* What needs to be done: Which lines in the material below contain the word "hager"? Copy each of them.

-- BEGIN Task inputs --

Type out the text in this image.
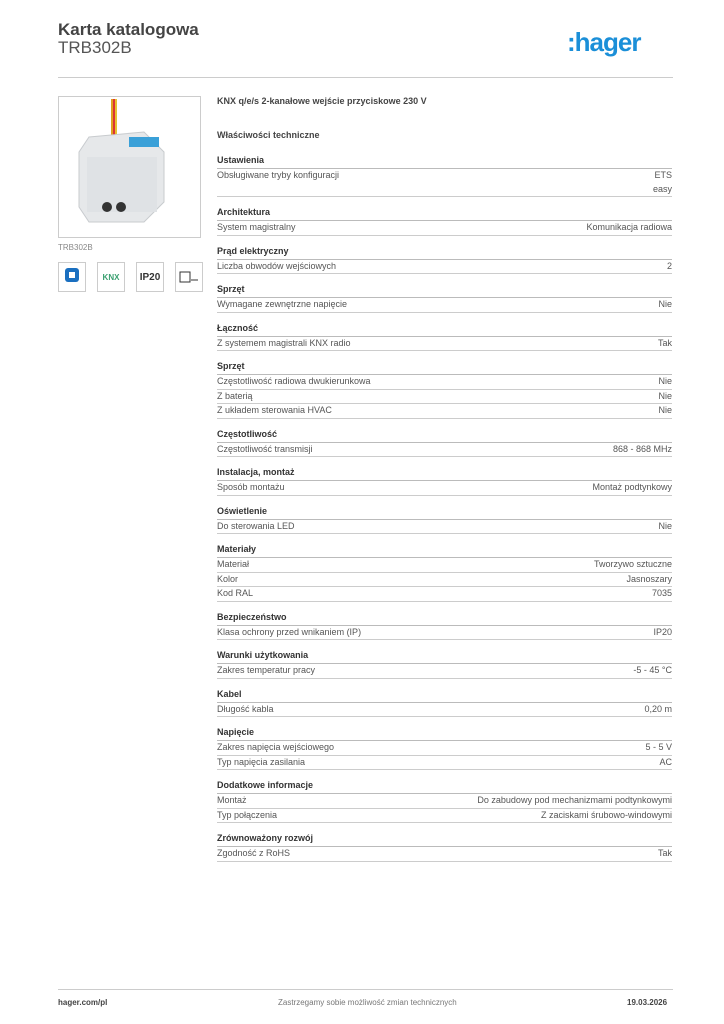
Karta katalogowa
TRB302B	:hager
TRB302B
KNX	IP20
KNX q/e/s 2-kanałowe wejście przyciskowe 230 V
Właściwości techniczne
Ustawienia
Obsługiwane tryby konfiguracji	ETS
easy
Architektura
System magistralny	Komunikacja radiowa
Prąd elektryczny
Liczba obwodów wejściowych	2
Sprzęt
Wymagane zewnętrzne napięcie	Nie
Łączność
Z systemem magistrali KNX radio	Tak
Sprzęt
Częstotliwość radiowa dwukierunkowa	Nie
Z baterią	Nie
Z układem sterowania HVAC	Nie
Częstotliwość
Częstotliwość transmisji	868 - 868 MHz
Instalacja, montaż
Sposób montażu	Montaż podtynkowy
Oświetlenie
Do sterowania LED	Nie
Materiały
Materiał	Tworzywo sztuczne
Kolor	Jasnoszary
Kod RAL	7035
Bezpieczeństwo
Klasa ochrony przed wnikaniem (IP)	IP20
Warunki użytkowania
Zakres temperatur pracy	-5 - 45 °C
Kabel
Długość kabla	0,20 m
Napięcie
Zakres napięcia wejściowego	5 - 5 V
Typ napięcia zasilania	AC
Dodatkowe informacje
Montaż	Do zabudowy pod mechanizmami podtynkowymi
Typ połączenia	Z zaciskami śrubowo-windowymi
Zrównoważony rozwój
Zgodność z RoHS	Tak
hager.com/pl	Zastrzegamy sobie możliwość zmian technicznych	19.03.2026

-- END Task inputs --

* Answer to the exercise:
TRB302B	:hager
hager.com/pl	Zastrzegamy sobie możliwość zmian technicznych	19.03.2026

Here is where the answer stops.